# [WHAT TO PRODUCE]
Every line below that contains "oktober" is to be copied.

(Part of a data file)
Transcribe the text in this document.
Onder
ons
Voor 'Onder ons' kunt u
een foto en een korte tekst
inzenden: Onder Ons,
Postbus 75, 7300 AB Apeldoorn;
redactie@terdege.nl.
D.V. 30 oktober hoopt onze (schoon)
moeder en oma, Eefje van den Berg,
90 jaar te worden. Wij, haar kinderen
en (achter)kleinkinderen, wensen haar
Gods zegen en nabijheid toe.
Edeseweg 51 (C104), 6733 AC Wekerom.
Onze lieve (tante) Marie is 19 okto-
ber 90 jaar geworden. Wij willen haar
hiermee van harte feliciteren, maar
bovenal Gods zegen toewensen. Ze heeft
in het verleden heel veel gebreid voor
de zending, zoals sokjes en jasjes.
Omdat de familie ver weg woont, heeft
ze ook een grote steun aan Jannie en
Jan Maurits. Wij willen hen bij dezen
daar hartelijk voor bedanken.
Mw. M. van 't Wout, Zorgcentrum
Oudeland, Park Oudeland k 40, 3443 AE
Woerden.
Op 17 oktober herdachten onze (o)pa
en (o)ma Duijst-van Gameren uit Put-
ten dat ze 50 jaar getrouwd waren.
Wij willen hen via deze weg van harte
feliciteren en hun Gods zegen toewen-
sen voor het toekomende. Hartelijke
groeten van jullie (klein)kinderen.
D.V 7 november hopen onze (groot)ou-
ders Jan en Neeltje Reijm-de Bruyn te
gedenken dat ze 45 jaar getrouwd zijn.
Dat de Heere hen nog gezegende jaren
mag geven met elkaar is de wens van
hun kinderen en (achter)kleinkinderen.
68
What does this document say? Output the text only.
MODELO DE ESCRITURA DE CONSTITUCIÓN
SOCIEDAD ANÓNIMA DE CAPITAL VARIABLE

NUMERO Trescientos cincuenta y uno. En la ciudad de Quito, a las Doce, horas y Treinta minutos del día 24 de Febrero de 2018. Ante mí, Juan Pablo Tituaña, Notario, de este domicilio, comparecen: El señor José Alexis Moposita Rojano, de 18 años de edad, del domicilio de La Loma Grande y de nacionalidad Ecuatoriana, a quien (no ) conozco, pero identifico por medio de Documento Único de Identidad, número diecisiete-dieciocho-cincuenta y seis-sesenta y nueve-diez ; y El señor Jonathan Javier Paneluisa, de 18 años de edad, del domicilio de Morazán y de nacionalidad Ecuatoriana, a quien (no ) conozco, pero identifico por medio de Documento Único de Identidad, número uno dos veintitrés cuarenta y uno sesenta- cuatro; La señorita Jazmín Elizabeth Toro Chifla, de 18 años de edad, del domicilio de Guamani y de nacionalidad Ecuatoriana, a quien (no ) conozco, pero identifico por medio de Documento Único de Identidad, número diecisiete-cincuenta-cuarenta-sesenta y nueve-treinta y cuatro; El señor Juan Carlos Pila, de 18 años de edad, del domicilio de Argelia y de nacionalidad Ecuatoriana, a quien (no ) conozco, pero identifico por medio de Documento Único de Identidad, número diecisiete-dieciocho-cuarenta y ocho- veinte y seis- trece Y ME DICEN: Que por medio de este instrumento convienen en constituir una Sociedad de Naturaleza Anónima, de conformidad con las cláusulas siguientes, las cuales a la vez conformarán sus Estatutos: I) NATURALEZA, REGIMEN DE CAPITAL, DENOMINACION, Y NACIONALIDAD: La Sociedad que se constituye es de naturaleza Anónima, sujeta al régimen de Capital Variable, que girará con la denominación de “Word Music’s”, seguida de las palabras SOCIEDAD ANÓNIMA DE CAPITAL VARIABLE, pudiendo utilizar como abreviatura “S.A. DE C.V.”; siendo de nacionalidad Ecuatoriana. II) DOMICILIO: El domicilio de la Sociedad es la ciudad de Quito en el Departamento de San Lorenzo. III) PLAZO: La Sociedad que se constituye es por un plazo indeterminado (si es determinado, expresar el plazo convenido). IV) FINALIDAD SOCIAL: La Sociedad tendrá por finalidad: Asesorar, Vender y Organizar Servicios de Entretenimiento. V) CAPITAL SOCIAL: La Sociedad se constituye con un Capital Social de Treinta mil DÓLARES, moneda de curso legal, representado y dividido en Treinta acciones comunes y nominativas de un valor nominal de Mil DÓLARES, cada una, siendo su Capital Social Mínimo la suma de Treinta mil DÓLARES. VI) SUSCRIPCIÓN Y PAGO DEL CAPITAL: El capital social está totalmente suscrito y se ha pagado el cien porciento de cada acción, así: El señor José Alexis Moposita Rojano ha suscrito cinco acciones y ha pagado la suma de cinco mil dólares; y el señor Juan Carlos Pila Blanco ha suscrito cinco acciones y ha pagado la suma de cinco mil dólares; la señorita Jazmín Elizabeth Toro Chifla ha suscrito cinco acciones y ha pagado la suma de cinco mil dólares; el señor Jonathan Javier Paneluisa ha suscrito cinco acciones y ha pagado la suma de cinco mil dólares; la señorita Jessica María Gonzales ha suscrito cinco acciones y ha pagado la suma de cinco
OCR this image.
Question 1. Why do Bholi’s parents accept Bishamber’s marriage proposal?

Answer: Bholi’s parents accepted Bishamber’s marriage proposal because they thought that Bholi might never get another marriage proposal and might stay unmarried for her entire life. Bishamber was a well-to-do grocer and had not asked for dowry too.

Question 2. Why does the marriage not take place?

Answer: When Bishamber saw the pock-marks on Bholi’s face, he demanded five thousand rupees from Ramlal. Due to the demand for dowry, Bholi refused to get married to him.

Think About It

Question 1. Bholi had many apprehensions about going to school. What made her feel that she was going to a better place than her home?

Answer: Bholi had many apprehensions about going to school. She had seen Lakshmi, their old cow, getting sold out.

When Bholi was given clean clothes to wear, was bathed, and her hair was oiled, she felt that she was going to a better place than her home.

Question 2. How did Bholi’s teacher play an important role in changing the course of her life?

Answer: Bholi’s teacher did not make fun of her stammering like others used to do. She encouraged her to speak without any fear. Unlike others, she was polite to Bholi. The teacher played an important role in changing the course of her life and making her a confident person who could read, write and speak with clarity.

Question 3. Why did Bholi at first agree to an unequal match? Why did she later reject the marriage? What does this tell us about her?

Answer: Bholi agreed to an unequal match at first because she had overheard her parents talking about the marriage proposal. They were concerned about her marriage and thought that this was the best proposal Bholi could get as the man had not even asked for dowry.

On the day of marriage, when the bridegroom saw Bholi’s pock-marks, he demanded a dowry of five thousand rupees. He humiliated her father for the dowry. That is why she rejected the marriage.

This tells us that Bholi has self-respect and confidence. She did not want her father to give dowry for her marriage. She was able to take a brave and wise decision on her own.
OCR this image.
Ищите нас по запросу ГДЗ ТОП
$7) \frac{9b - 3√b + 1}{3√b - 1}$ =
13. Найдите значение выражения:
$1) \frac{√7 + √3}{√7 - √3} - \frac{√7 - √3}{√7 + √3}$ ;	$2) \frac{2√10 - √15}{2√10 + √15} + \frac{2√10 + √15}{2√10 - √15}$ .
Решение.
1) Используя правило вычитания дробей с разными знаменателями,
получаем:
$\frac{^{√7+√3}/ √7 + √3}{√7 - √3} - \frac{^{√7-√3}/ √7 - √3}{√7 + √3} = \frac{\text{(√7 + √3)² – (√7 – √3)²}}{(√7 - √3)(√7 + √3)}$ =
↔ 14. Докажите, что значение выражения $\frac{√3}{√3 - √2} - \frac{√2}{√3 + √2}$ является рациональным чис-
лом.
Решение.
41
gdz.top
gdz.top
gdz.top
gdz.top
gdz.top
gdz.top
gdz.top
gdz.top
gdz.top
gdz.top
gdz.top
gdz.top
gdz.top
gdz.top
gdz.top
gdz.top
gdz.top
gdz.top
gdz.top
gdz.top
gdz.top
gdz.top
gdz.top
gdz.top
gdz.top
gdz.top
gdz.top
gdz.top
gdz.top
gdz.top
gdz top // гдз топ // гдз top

# [EXPECTED ANSWER]
D.V. 30 oktober hoopt onze (schoon)
Op 17 oktober herdachten onze (o)pa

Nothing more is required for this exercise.